**Exercise brief**. Your task is to copy every line of the records below that contains "Variació".

[Dataset items]
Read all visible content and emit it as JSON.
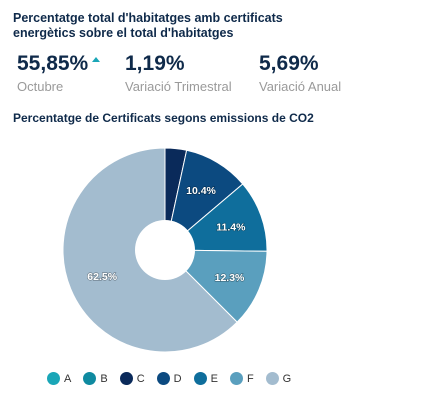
{
  "title": "Percentatge total d'habitatges amb certificats energètics sobre el total d'habitatges",
  "kpis": [
    {
      "value": "55,85%",
      "label": "Octubre",
      "trend": "up"
    },
    {
      "value": "1,19%",
      "label": "Variació Trimestral"
    },
    {
      "value": "5,69%",
      "label": "Variació Anual"
    }
  ],
  "colors": {
    "text": "#0f2a4a",
    "label_gray": "#9a9a9a",
    "trend_up": "#1aa6b7"
  },
  "chart_data": {
    "type": "pie",
    "title": "Percentatge de Certificats segons emissions de CO2",
    "donut": true,
    "categories": [
      "A",
      "B",
      "C",
      "D",
      "E",
      "F",
      "G"
    ],
    "values": [
      0.0,
      0.0,
      3.4,
      10.4,
      11.4,
      12.3,
      62.5
    ],
    "data_labels": [
      "",
      "",
      "",
      "10.4%",
      "11.4%",
      "12.3%",
      "62.5%"
    ],
    "colors": [
      "#1aa6b7",
      "#0f8aa0",
      "#0a2a5a",
      "#0c4a80",
      "#0f6e9c",
      "#5a9fbe",
      "#a3bccf"
    ],
    "legend_position": "bottom"
  }
}
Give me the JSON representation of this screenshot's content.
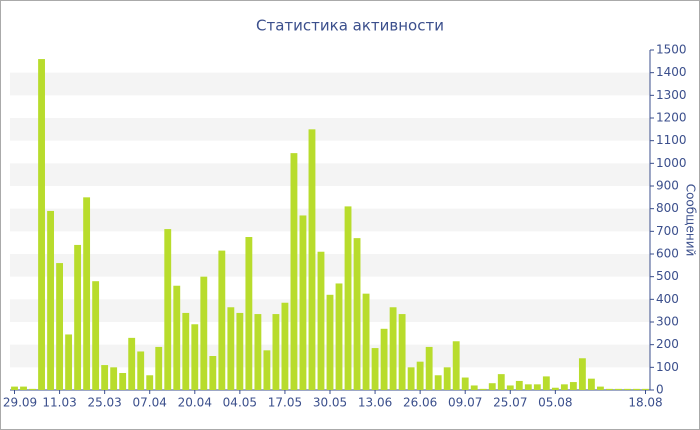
{
  "chart_data": {
    "type": "bar",
    "title": "Статистика активности",
    "y_label": "Сообщений",
    "categories": [
      "29.09",
      null,
      null,
      null,
      null,
      "11.03",
      null,
      null,
      null,
      null,
      "25.03",
      null,
      null,
      null,
      null,
      "07.04",
      null,
      null,
      null,
      null,
      "20.04",
      null,
      null,
      null,
      null,
      "04.05",
      null,
      null,
      null,
      null,
      "17.05",
      null,
      null,
      null,
      null,
      "30.05",
      null,
      null,
      null,
      null,
      "13.06",
      null,
      null,
      null,
      null,
      "26.06",
      null,
      null,
      null,
      null,
      "09.07",
      null,
      null,
      null,
      null,
      "25.07",
      null,
      null,
      null,
      null,
      "05.08",
      null,
      null,
      null,
      null,
      null,
      null,
      null,
      null,
      null,
      "18.08"
    ],
    "values": [
      15,
      15,
      5,
      1460,
      790,
      560,
      245,
      640,
      850,
      480,
      110,
      100,
      75,
      230,
      170,
      65,
      190,
      710,
      460,
      340,
      290,
      500,
      150,
      615,
      365,
      340,
      675,
      335,
      175,
      335,
      385,
      1045,
      770,
      1150,
      610,
      420,
      470,
      810,
      670,
      425,
      185,
      270,
      365,
      335,
      100,
      125,
      190,
      65,
      100,
      215,
      55,
      20,
      5,
      30,
      70,
      20,
      40,
      25,
      25,
      60,
      10,
      25,
      35,
      140,
      50,
      15,
      5,
      5,
      5,
      5,
      5
    ],
    "color": "#b8dc2c",
    "ylim": [
      0,
      1500
    ],
    "yticks": [
      0,
      100,
      200,
      300,
      400,
      500,
      600,
      700,
      800,
      900,
      1000,
      1100,
      1200,
      1300,
      1400,
      1500
    ],
    "grid": true
  }
}
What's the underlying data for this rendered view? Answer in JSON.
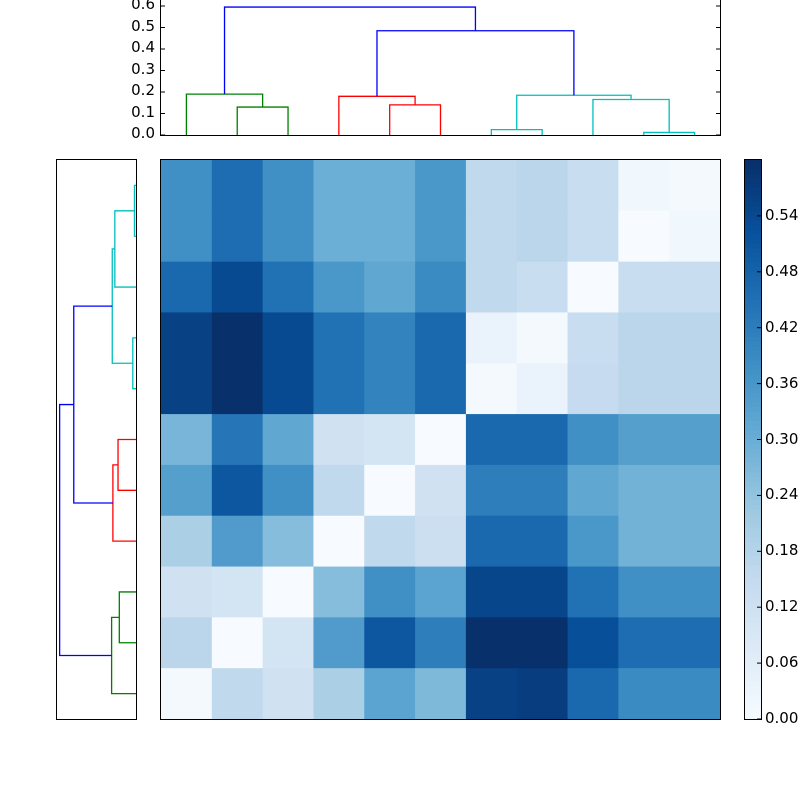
{
  "chart_data": {
    "type": "heatmap",
    "title": "",
    "description": "Clustered heatmap (distance matrix) with row and column dendrograms and colorbar",
    "n_rows": 11,
    "n_cols": 11,
    "colormap": "Blues",
    "value_range": [
      0.0,
      0.6
    ],
    "values": [
      [
        0.38,
        0.46,
        0.38,
        0.3,
        0.3,
        0.36,
        0.16,
        0.17,
        0.14,
        0.02,
        0.01
      ],
      [
        0.38,
        0.46,
        0.38,
        0.3,
        0.3,
        0.36,
        0.16,
        0.17,
        0.14,
        0.0,
        0.02
      ],
      [
        0.47,
        0.54,
        0.45,
        0.36,
        0.32,
        0.39,
        0.16,
        0.14,
        0.0,
        0.14,
        0.14
      ],
      [
        0.56,
        0.6,
        0.54,
        0.45,
        0.41,
        0.47,
        0.04,
        0.01,
        0.14,
        0.17,
        0.17
      ],
      [
        0.56,
        0.6,
        0.54,
        0.45,
        0.41,
        0.47,
        0.01,
        0.04,
        0.15,
        0.17,
        0.17
      ],
      [
        0.28,
        0.44,
        0.32,
        0.12,
        0.11,
        0.0,
        0.47,
        0.47,
        0.38,
        0.34,
        0.34
      ],
      [
        0.34,
        0.51,
        0.38,
        0.16,
        0.0,
        0.12,
        0.42,
        0.42,
        0.32,
        0.29,
        0.29
      ],
      [
        0.2,
        0.35,
        0.26,
        0.0,
        0.16,
        0.13,
        0.47,
        0.47,
        0.36,
        0.29,
        0.29
      ],
      [
        0.12,
        0.11,
        0.0,
        0.26,
        0.38,
        0.33,
        0.55,
        0.55,
        0.45,
        0.38,
        0.38
      ],
      [
        0.17,
        0.0,
        0.11,
        0.35,
        0.51,
        0.42,
        0.6,
        0.6,
        0.53,
        0.46,
        0.46
      ],
      [
        0.01,
        0.16,
        0.12,
        0.2,
        0.33,
        0.27,
        0.56,
        0.57,
        0.47,
        0.39,
        0.39
      ]
    ],
    "top_dendrogram": {
      "ylabel": "",
      "ylim": [
        0.0,
        0.6
      ],
      "yticks": [
        "0.0",
        "0.1",
        "0.2",
        "0.3",
        "0.4",
        "0.5",
        "0.6"
      ],
      "links": [
        {
          "color": "#008000",
          "left_x": 1.5,
          "right_x": 2.5,
          "height": 0.13,
          "left_h": 0.0,
          "right_h": 0.0
        },
        {
          "color": "#008000",
          "left_x": 0.5,
          "right_x": 2.0,
          "height": 0.19,
          "left_h": 0.0,
          "right_h": 0.13
        },
        {
          "color": "#ff0000",
          "left_x": 4.5,
          "right_x": 5.5,
          "height": 0.14,
          "left_h": 0.0,
          "right_h": 0.0
        },
        {
          "color": "#ff0000",
          "left_x": 3.5,
          "right_x": 5.0,
          "height": 0.18,
          "left_h": 0.0,
          "right_h": 0.14
        },
        {
          "color": "#00bfbf",
          "left_x": 6.5,
          "right_x": 7.5,
          "height": 0.025,
          "left_h": 0.0,
          "right_h": 0.0
        },
        {
          "color": "#00bfbf",
          "left_x": 9.5,
          "right_x": 10.5,
          "height": 0.012,
          "left_h": 0.0,
          "right_h": 0.0
        },
        {
          "color": "#00bfbf",
          "left_x": 8.5,
          "right_x": 10.0,
          "height": 0.165,
          "left_h": 0.0,
          "right_h": 0.012
        },
        {
          "color": "#00bfbf",
          "left_x": 7.0,
          "right_x": 9.25,
          "height": 0.185,
          "left_h": 0.025,
          "right_h": 0.165
        },
        {
          "color": "#0000ff",
          "left_x": 4.25,
          "right_x": 8.125,
          "height": 0.485,
          "left_h": 0.18,
          "right_h": 0.185
        },
        {
          "color": "#0000ff",
          "left_x": 1.25,
          "right_x": 6.1875,
          "height": 0.595,
          "left_h": 0.19,
          "right_h": 0.485
        }
      ]
    },
    "left_dendrogram": {
      "orientation": "left",
      "links": [
        {
          "color": "#00bfbf",
          "top_y": 0.5,
          "bottom_y": 1.5,
          "height": 0.012,
          "top_h": 0.0,
          "bottom_h": 0.0
        },
        {
          "color": "#00bfbf",
          "top_y": 1.0,
          "bottom_y": 2.5,
          "height": 0.165,
          "top_h": 0.012,
          "bottom_h": 0.0
        },
        {
          "color": "#00bfbf",
          "top_y": 3.5,
          "bottom_y": 4.5,
          "height": 0.025,
          "top_h": 0.0,
          "bottom_h": 0.0
        },
        {
          "color": "#00bfbf",
          "top_y": 1.75,
          "bottom_y": 4.0,
          "height": 0.185,
          "top_h": 0.165,
          "bottom_h": 0.025
        },
        {
          "color": "#ff0000",
          "top_y": 5.5,
          "bottom_y": 6.5,
          "height": 0.14,
          "top_h": 0.0,
          "bottom_h": 0.0
        },
        {
          "color": "#ff0000",
          "top_y": 6.0,
          "bottom_y": 7.5,
          "height": 0.18,
          "top_h": 0.14,
          "bottom_h": 0.0
        },
        {
          "color": "#0000ff",
          "top_y": 2.875,
          "bottom_y": 6.75,
          "height": 0.485,
          "top_h": 0.185,
          "bottom_h": 0.18
        },
        {
          "color": "#008000",
          "top_y": 8.5,
          "bottom_y": 9.5,
          "height": 0.13,
          "top_h": 0.0,
          "bottom_h": 0.0
        },
        {
          "color": "#008000",
          "top_y": 9.0,
          "bottom_y": 10.5,
          "height": 0.19,
          "top_h": 0.13,
          "bottom_h": 0.0
        },
        {
          "color": "#0000ff",
          "top_y": 4.8125,
          "bottom_y": 9.75,
          "height": 0.595,
          "top_h": 0.485,
          "bottom_h": 0.19
        }
      ]
    },
    "colorbar": {
      "ticks": [
        "0.00",
        "0.06",
        "0.12",
        "0.18",
        "0.24",
        "0.30",
        "0.36",
        "0.42",
        "0.48",
        "0.54"
      ],
      "range": [
        0.0,
        0.6
      ]
    },
    "xlabel": "",
    "ylabel": "",
    "grid": false,
    "legend": null
  }
}
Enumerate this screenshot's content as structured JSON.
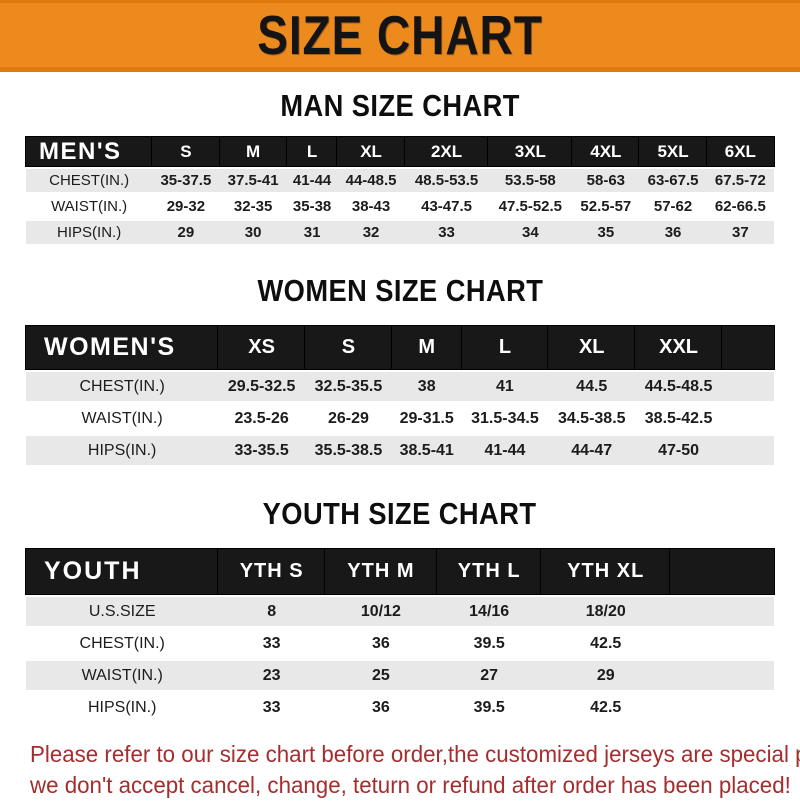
{
  "theme": {
    "banner_bg": "#EC8A1E",
    "banner_border": "#DD7B10",
    "header_bar": "#181818",
    "row_stripe": "#E8E8E8",
    "note_red": "#A52D2D",
    "text": "#1A1A1A"
  },
  "banner": {
    "title": "SIZE CHART"
  },
  "sections": [
    {
      "heading": "MAN SIZE CHART",
      "table": {
        "label": "MEN'S",
        "columns": [
          "S",
          "M",
          "L",
          "XL",
          "2XL",
          "3XL",
          "4XL",
          "5XL",
          "6XL"
        ],
        "spacer": false,
        "rows": [
          {
            "label": "CHEST(IN.)",
            "values": [
              "35-37.5",
              "37.5-41",
              "41-44",
              "44-48.5",
              "48.5-53.5",
              "53.5-58",
              "58-63",
              "63-67.5",
              "67.5-72"
            ]
          },
          {
            "label": "WAIST(IN.)",
            "values": [
              "29-32",
              "32-35",
              "35-38",
              "38-43",
              "43-47.5",
              "47.5-52.5",
              "52.5-57",
              "57-62",
              "62-66.5"
            ]
          },
          {
            "label": "HIPS(IN.)",
            "values": [
              "29",
              "30",
              "31",
              "32",
              "33",
              "34",
              "35",
              "36",
              "37"
            ]
          }
        ]
      }
    },
    {
      "heading": "WOMEN SIZE CHART",
      "table": {
        "label": "WOMEN'S",
        "columns": [
          "XS",
          "S",
          "M",
          "L",
          "XL",
          "XXL"
        ],
        "spacer": true,
        "rows": [
          {
            "label": "CHEST(IN.)",
            "values": [
              "29.5-32.5",
              "32.5-35.5",
              "38",
              "41",
              "44.5",
              "44.5-48.5"
            ]
          },
          {
            "label": "WAIST(IN.)",
            "values": [
              "23.5-26",
              "26-29",
              "29-31.5",
              "31.5-34.5",
              "34.5-38.5",
              "38.5-42.5"
            ]
          },
          {
            "label": "HIPS(IN.)",
            "values": [
              "33-35.5",
              "35.5-38.5",
              "38.5-41",
              "41-44",
              "44-47",
              "47-50"
            ]
          }
        ]
      }
    },
    {
      "heading": "YOUTH SIZE CHART",
      "table": {
        "label": "YOUTH",
        "columns": [
          "YTH S",
          "YTH M",
          "YTH L",
          "YTH XL"
        ],
        "spacer": true,
        "rows": [
          {
            "label": "U.S.SIZE",
            "values": [
              "8",
              "10/12",
              "14/16",
              "18/20"
            ]
          },
          {
            "label": "CHEST(IN.)",
            "values": [
              "33",
              "36",
              "39.5",
              "42.5"
            ]
          },
          {
            "label": "WAIST(IN.)",
            "values": [
              "23",
              "25",
              "27",
              "29"
            ]
          },
          {
            "label": "HIPS(IN.)",
            "values": [
              "33",
              "36",
              "39.5",
              "42.5"
            ]
          }
        ]
      }
    }
  ],
  "footer": {
    "line1": "Please refer to our size chart before order,the customized jerseys are special products,",
    "line2": "we don't accept cancel, change, teturn or refund after order has been placed!"
  }
}
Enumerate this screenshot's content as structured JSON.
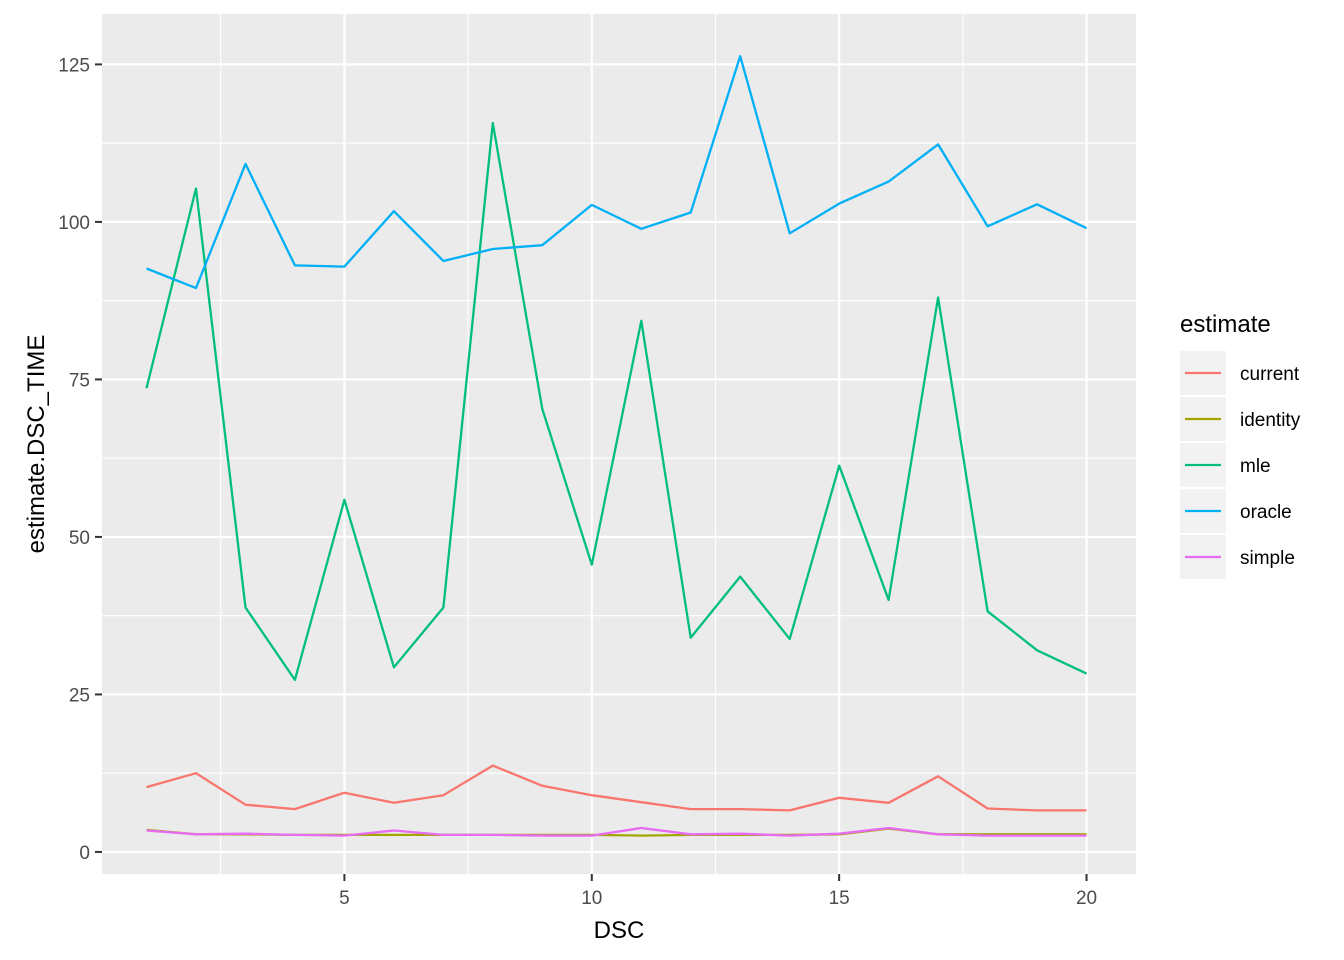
{
  "chart_data": {
    "type": "line",
    "xlabel": "DSC",
    "ylabel": "estimate.DSC_TIME",
    "xlim": [
      0.1,
      21
    ],
    "ylim": [
      -3.5,
      133
    ],
    "x_ticks": [
      5,
      10,
      15,
      20
    ],
    "x_tick_labels": [
      "5",
      "10",
      "15",
      "20"
    ],
    "y_ticks": [
      0,
      25,
      50,
      75,
      100,
      125
    ],
    "y_tick_labels": [
      "0",
      "25",
      "50",
      "75",
      "100",
      "125"
    ],
    "grid": true,
    "legend": {
      "title": "estimate",
      "placement": "right"
    },
    "x": [
      1,
      2,
      3,
      4,
      5,
      6,
      7,
      8,
      9,
      10,
      11,
      12,
      13,
      14,
      15,
      16,
      17,
      18,
      19,
      20
    ],
    "series": [
      {
        "name": "current",
        "color": "#F8766D",
        "values": [
          10.3,
          12.5,
          7.5,
          6.8,
          9.4,
          7.8,
          9.0,
          13.7,
          10.5,
          9.0,
          7.9,
          6.8,
          6.8,
          6.6,
          8.6,
          7.8,
          12.0,
          6.9,
          6.6,
          6.6
        ]
      },
      {
        "name": "identity",
        "color": "#A3A500",
        "values": [
          3.5,
          2.8,
          2.8,
          2.7,
          2.7,
          2.7,
          2.7,
          2.7,
          2.7,
          2.7,
          2.6,
          2.7,
          2.7,
          2.7,
          2.8,
          3.7,
          2.8,
          2.8,
          2.8,
          2.8
        ]
      },
      {
        "name": "mle",
        "color": "#00BF7D",
        "values": [
          73.6,
          105.3,
          38.8,
          27.3,
          55.9,
          29.3,
          38.8,
          115.7,
          70.3,
          45.6,
          84.3,
          34.0,
          43.7,
          33.8,
          61.3,
          40.0,
          88.0,
          38.2,
          32.0,
          28.3
        ]
      },
      {
        "name": "oracle",
        "color": "#00B0F6",
        "values": [
          92.6,
          89.5,
          109.2,
          93.1,
          92.9,
          101.7,
          93.8,
          95.7,
          96.3,
          102.7,
          98.9,
          101.5,
          126.3,
          98.2,
          102.9,
          106.4,
          112.3,
          99.3,
          102.8,
          99.0
        ]
      },
      {
        "name": "simple",
        "color": "#E76BF3",
        "values": [
          3.4,
          2.8,
          2.9,
          2.7,
          2.6,
          3.4,
          2.7,
          2.7,
          2.6,
          2.6,
          3.8,
          2.8,
          2.9,
          2.6,
          2.9,
          3.8,
          2.8,
          2.6,
          2.6,
          2.6
        ]
      }
    ]
  }
}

**Answer in full**.
      "label": "Variació Trimestral"
      "label": "Variació Anual"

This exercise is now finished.